▸ **SUPPLIED RECORDS**:
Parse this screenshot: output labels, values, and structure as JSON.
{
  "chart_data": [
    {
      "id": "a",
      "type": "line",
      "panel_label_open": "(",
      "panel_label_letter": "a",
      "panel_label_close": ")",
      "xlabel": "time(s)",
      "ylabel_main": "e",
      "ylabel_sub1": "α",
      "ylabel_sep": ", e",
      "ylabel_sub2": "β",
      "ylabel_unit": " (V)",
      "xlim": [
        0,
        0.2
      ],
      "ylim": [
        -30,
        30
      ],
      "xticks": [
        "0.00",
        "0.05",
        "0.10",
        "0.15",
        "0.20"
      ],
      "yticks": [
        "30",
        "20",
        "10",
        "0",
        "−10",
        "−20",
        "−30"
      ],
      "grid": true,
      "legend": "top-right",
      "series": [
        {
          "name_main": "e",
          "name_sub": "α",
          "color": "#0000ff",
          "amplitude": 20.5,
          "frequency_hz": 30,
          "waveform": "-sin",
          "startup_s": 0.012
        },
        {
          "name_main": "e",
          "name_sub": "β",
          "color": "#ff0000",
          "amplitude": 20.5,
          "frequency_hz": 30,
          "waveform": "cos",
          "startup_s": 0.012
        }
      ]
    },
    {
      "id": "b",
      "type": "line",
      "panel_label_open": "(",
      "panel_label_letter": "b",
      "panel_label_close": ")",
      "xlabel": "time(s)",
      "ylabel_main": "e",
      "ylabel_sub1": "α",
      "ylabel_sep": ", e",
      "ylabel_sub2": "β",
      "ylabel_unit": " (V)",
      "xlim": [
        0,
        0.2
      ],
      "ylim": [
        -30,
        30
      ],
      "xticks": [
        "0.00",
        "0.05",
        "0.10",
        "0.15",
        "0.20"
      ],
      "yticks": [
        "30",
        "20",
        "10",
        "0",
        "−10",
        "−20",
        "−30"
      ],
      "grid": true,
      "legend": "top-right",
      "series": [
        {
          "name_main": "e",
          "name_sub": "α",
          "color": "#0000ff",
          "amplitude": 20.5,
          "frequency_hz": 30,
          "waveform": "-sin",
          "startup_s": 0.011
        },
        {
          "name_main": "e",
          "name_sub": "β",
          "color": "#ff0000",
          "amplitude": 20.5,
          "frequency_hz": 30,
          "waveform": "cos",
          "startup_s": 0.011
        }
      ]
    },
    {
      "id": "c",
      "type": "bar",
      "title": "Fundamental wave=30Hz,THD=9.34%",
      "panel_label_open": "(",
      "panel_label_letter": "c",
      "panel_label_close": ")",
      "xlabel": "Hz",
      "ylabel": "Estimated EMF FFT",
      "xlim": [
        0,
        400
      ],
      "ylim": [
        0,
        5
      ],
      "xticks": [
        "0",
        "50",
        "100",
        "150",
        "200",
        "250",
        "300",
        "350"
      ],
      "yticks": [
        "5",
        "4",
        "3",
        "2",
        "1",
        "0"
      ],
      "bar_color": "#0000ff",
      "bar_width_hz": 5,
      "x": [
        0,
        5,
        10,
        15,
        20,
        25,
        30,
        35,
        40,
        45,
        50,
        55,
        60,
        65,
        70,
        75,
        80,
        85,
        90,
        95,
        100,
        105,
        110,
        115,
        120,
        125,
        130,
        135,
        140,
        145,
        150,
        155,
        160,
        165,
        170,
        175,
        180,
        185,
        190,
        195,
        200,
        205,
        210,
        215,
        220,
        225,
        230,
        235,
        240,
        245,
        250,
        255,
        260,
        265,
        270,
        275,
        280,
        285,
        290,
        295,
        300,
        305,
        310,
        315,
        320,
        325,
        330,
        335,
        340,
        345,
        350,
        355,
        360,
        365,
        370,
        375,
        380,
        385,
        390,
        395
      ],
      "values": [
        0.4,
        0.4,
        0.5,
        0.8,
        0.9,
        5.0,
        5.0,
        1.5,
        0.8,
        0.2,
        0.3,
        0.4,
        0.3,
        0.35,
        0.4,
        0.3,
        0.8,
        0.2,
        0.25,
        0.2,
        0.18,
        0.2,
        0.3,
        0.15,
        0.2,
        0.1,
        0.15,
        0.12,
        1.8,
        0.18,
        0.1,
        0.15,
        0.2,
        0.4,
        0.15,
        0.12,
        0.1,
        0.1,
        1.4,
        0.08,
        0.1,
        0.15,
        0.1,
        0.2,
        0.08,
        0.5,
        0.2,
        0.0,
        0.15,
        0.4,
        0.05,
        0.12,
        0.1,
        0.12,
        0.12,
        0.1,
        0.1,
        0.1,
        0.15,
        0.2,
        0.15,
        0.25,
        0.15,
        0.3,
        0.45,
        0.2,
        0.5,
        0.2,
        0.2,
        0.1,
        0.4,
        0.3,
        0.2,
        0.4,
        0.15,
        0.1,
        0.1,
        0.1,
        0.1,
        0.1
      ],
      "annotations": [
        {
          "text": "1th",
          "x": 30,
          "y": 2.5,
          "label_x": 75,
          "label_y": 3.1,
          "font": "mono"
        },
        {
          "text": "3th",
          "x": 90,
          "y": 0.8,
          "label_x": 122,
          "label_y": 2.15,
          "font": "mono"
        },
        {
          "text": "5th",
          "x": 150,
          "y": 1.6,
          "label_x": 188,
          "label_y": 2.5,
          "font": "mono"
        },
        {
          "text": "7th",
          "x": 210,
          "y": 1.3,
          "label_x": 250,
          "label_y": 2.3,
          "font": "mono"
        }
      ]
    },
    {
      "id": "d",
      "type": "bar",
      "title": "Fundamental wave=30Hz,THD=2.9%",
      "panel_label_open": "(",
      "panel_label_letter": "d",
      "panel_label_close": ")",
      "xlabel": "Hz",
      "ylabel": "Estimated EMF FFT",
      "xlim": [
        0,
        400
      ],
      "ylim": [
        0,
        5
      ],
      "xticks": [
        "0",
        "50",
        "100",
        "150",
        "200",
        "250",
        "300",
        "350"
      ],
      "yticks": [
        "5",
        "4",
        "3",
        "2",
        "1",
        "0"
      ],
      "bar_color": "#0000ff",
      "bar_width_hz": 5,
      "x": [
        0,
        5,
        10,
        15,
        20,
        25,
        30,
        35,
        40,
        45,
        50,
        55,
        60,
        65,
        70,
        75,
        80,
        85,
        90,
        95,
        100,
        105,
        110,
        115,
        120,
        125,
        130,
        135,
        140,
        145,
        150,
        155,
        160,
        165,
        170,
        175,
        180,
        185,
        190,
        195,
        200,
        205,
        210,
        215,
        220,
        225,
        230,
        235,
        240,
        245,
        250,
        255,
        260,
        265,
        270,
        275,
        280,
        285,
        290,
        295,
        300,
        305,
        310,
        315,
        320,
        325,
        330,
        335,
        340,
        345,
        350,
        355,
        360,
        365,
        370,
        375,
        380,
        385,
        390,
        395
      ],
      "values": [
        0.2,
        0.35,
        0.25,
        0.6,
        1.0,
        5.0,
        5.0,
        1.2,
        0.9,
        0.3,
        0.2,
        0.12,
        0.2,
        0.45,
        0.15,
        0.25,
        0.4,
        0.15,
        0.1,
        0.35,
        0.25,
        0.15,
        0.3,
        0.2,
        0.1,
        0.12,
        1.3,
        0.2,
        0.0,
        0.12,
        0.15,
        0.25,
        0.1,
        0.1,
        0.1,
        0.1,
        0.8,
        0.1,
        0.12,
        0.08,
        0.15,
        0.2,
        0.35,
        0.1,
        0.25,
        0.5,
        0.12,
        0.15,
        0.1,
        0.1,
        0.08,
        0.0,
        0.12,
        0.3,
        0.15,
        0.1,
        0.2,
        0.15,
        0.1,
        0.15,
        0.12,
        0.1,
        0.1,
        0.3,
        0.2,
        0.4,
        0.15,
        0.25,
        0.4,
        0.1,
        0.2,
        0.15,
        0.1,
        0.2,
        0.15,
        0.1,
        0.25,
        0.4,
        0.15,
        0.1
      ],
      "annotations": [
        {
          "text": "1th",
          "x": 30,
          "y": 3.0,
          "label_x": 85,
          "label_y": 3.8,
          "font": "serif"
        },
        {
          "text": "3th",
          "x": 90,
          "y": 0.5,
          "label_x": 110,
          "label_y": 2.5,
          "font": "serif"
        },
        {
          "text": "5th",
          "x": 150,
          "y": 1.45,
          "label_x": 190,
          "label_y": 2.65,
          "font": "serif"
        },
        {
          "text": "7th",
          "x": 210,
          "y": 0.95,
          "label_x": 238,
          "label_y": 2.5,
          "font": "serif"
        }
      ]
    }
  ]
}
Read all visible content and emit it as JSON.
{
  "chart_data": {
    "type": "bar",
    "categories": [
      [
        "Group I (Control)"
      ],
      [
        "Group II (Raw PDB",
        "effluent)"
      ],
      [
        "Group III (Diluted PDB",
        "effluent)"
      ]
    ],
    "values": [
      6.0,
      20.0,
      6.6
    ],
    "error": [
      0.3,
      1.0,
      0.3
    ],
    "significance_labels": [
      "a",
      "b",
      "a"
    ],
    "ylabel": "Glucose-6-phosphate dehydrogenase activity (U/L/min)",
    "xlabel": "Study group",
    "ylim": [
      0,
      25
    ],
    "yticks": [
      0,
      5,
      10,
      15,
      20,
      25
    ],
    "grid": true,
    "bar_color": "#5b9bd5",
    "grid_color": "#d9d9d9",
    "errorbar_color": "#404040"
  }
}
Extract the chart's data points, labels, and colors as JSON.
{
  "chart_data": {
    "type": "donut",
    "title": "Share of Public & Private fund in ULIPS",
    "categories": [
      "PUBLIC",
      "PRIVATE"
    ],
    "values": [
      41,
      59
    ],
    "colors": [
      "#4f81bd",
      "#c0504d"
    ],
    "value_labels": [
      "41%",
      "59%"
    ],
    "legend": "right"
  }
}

▸ **PROBLEM TO SOLVE**: Exactly as written, give the line containing "Extract the chart's" and all remaining lines of the records.

▸ **CORRECT OUTPUT**:
Extract the chart's data points, labels, and colors as JSON.
{
  "chart_data": {
    "type": "donut",
    "title": "Share of Public & Private fund in ULIPS",
    "categories": [
      "PUBLIC",
      "PRIVATE"
    ],
    "values": [
      41,
      59
    ],
    "colors": [
      "#4f81bd",
      "#c0504d"
    ],
    "value_labels": [
      "41%",
      "59%"
    ],
    "legend": "right"
  }
}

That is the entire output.